Collected data:
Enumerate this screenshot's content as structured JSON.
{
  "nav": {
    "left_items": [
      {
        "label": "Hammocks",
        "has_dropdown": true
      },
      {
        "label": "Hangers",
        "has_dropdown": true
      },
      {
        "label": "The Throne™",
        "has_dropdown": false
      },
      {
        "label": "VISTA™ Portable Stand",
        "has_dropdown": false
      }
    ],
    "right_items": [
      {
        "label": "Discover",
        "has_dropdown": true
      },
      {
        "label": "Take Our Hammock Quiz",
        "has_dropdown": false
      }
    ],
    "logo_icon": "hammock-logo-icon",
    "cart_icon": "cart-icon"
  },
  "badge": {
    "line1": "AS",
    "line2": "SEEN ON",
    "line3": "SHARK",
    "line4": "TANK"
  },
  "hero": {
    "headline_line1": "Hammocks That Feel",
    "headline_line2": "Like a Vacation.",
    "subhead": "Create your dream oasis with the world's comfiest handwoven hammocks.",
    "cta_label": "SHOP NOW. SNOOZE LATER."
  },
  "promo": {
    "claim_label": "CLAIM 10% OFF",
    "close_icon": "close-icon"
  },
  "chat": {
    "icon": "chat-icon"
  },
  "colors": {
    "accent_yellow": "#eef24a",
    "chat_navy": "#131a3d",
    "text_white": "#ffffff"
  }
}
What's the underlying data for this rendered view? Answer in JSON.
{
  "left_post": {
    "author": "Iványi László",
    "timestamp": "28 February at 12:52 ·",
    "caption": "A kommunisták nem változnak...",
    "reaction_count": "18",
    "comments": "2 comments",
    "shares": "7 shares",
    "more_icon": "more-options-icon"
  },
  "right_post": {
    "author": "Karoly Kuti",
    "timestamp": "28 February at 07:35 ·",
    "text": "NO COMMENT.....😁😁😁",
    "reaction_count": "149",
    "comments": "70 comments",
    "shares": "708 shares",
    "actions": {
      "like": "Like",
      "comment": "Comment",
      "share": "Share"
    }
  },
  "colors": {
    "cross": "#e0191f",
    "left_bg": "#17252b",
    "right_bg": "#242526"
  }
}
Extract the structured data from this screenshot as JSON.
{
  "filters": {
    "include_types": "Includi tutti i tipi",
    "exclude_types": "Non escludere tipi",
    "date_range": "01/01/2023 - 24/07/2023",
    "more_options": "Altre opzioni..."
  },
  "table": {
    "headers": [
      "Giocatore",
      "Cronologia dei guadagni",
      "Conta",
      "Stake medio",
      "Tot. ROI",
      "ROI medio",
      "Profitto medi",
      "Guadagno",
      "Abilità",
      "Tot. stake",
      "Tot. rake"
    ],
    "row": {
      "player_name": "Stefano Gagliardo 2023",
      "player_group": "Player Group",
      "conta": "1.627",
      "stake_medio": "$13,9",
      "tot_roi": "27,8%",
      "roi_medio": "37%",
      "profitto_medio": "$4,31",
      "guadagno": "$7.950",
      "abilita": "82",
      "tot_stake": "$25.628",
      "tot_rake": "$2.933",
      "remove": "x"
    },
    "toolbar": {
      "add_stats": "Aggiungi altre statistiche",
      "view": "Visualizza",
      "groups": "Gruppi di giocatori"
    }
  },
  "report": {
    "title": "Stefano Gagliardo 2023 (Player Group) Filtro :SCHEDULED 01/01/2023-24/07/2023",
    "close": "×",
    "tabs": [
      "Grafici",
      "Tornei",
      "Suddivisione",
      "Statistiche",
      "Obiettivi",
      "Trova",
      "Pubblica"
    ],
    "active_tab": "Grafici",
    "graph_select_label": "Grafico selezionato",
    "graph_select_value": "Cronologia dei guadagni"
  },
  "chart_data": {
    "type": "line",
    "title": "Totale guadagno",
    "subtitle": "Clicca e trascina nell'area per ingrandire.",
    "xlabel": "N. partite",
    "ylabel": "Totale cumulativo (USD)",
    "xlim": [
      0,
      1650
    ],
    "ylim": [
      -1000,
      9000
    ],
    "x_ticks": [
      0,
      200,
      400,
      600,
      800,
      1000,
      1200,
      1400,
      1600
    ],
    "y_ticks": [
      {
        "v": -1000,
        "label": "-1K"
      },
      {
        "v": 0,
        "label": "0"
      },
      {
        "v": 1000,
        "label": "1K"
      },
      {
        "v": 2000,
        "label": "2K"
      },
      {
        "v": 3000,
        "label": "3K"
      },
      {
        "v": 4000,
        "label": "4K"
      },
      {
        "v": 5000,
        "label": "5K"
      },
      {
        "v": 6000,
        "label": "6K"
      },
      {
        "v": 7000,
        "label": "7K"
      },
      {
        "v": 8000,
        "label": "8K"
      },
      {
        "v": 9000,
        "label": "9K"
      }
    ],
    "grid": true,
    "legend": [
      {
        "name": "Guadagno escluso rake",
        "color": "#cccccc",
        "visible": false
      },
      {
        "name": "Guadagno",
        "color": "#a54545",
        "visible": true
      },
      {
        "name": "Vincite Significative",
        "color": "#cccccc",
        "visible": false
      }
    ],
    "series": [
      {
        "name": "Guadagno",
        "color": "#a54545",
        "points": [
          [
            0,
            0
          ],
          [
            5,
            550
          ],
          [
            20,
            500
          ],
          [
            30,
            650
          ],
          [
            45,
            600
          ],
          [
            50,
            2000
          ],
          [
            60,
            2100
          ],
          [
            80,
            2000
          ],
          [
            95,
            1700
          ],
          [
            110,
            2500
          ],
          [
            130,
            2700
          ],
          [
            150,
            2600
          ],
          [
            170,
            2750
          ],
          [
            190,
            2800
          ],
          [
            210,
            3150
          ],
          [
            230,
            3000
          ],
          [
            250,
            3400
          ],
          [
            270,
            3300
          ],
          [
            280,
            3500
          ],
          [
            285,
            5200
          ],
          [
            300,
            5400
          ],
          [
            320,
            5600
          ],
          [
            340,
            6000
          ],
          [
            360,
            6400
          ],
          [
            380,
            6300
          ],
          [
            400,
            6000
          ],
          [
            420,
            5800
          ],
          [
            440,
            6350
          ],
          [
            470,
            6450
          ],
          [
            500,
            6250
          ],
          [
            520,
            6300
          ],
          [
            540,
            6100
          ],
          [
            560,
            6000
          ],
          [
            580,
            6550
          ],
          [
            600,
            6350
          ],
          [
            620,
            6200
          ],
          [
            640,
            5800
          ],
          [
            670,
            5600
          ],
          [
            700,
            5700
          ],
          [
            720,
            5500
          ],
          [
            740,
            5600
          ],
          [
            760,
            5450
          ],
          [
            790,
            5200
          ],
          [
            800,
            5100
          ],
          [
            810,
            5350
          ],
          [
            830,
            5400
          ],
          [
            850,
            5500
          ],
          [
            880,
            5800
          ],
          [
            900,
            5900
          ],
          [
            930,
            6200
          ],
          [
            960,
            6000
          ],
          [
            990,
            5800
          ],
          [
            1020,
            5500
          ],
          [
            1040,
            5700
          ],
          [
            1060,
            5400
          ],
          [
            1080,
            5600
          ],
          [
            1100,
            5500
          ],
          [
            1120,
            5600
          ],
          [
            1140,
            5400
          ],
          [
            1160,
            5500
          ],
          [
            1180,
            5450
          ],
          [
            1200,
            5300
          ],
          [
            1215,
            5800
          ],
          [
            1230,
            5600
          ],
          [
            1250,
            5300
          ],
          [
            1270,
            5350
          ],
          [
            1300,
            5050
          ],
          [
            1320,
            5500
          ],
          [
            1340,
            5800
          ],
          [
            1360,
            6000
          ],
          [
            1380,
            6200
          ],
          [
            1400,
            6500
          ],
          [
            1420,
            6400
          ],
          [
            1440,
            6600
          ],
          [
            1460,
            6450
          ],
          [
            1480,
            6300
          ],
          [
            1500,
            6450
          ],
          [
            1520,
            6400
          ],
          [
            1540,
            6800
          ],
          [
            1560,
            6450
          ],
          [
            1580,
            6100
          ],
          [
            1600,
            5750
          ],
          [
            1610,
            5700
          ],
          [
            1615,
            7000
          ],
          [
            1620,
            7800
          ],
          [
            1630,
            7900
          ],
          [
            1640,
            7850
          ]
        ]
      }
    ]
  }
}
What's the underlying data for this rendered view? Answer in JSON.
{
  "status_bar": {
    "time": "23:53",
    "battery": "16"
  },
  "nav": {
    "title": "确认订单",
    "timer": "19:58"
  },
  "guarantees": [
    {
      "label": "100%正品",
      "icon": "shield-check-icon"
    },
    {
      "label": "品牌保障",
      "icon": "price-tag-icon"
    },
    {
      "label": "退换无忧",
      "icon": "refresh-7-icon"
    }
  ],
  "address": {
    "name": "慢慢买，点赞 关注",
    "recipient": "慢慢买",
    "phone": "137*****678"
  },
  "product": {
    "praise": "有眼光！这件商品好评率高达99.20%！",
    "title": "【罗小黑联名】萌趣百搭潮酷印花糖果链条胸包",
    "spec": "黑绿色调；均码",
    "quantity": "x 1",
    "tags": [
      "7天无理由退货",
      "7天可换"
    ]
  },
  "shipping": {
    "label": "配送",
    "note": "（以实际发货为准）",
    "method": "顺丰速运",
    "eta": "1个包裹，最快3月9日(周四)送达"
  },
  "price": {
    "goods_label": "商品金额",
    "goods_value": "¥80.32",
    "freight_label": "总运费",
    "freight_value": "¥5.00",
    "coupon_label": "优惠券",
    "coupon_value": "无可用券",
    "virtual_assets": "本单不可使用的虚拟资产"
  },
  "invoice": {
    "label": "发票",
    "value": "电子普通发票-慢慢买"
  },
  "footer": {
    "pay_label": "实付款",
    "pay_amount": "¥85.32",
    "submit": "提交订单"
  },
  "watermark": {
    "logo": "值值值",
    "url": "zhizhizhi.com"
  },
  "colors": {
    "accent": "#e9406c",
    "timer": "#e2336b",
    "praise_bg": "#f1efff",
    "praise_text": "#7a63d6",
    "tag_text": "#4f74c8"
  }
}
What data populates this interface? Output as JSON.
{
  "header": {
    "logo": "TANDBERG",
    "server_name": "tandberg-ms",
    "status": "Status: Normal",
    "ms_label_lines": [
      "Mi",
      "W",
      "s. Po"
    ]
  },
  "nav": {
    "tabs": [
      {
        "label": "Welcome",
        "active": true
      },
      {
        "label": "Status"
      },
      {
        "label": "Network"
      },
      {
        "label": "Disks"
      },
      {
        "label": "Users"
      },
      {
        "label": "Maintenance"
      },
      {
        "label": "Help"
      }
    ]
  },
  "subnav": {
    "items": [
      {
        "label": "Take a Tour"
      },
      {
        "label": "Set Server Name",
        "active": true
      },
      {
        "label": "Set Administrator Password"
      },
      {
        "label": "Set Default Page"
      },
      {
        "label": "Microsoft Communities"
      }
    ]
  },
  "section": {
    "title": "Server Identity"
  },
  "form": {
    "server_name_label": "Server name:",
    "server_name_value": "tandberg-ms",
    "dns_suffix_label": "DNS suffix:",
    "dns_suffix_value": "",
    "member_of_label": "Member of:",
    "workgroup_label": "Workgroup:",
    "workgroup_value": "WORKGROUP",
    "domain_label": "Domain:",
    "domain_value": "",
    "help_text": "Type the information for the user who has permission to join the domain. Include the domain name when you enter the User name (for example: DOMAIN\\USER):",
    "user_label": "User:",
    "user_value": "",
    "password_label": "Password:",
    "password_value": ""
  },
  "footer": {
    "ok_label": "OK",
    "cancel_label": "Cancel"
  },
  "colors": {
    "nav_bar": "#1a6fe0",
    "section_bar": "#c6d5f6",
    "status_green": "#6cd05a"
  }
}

§ **EXERCISE TASK**: Gather each line in these records that contains the string "JSON".

§ **OUTPUT**:
Enumerate this screenshot's content as structured JSON.
What's the underlying data for this rendered view? Answer in JSON.
Extract the structured data from this screenshot as JSON.
What's the underlying data for this rendered view? Answer in JSON.
What data populates this interface? Output as JSON.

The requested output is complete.